Records
---

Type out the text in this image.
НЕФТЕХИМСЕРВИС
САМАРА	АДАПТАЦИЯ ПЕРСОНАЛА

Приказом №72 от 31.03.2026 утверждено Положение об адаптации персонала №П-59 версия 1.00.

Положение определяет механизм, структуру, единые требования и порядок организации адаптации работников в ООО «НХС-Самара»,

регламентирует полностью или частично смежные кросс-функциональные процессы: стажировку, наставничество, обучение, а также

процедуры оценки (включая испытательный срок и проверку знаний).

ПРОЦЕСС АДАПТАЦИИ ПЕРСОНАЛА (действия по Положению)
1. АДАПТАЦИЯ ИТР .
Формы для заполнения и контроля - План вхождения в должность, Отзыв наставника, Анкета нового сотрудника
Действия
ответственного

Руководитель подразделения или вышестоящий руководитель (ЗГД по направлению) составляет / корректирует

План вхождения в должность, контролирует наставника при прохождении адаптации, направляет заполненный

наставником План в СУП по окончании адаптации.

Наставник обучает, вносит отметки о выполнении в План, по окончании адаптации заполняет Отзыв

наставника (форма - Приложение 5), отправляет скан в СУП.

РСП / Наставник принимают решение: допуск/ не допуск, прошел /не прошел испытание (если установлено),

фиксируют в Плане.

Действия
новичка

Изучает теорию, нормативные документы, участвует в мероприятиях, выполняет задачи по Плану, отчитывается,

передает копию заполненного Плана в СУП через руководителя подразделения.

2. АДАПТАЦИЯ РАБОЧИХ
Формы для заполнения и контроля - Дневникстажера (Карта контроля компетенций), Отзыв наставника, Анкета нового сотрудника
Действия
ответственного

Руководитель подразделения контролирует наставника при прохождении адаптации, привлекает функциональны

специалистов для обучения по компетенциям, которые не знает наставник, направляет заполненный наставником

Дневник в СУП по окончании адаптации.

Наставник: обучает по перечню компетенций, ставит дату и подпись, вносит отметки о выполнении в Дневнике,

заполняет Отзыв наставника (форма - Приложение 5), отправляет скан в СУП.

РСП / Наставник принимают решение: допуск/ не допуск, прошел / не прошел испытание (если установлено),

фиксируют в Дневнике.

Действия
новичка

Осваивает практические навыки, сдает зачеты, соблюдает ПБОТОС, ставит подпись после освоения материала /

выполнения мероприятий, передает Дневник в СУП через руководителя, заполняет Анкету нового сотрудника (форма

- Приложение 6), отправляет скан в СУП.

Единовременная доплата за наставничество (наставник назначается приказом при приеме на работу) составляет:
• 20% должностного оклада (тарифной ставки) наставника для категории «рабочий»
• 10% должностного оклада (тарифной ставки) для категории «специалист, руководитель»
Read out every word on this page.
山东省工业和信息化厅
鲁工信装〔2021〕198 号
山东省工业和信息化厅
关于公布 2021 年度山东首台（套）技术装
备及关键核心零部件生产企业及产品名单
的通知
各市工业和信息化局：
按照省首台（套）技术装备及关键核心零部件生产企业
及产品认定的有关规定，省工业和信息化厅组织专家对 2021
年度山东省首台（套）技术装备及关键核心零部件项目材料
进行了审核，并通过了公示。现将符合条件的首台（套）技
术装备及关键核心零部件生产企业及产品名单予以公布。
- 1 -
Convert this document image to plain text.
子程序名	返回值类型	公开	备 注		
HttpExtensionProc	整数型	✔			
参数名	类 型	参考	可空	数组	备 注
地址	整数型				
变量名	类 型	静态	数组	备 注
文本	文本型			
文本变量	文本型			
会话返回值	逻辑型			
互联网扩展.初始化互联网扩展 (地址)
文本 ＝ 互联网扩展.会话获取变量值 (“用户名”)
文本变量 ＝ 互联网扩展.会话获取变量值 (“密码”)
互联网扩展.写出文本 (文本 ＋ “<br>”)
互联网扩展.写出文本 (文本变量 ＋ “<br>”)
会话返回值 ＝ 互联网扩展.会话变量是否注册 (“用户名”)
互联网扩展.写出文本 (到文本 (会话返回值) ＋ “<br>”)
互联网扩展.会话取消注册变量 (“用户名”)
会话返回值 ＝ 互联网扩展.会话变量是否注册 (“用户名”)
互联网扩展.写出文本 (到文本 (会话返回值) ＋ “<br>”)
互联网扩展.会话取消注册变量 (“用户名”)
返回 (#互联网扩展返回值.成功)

---

▶ _DIRECTIVE_
Give the lines from the one containing "Convert this document image to plain text." through the end of the entries again, exactly as written and with no other lines.

▶ _RESPONSE TO THE TASK_
Convert this document image to plain text.
子程序名	返回值类型	公开	备 注		
HttpExtensionProc	整数型	✔			
参数名	类 型	参考	可空	数组	备 注
地址	整数型				
变量名	类 型	静态	数组	备 注
文本	文本型			
文本变量	文本型			
会话返回值	逻辑型			
互联网扩展.初始化互联网扩展 (地址)
文本 ＝ 互联网扩展.会话获取变量值 (“用户名”)
文本变量 ＝ 互联网扩展.会话获取变量值 (“密码”)
互联网扩展.写出文本 (文本 ＋ “<br>”)
互联网扩展.写出文本 (文本变量 ＋ “<br>”)
会话返回值 ＝ 互联网扩展.会话变量是否注册 (“用户名”)
互联网扩展.写出文本 (到文本 (会话返回值) ＋ “<br>”)
互联网扩展.会话取消注册变量 (“用户名”)
会话返回值 ＝ 互联网扩展.会话变量是否注册 (“用户名”)
互联网扩展.写出文本 (到文本 (会话返回值) ＋ “<br>”)
互联网扩展.会话取消注册变量 (“用户名”)
返回 (#互联网扩展返回值.成功)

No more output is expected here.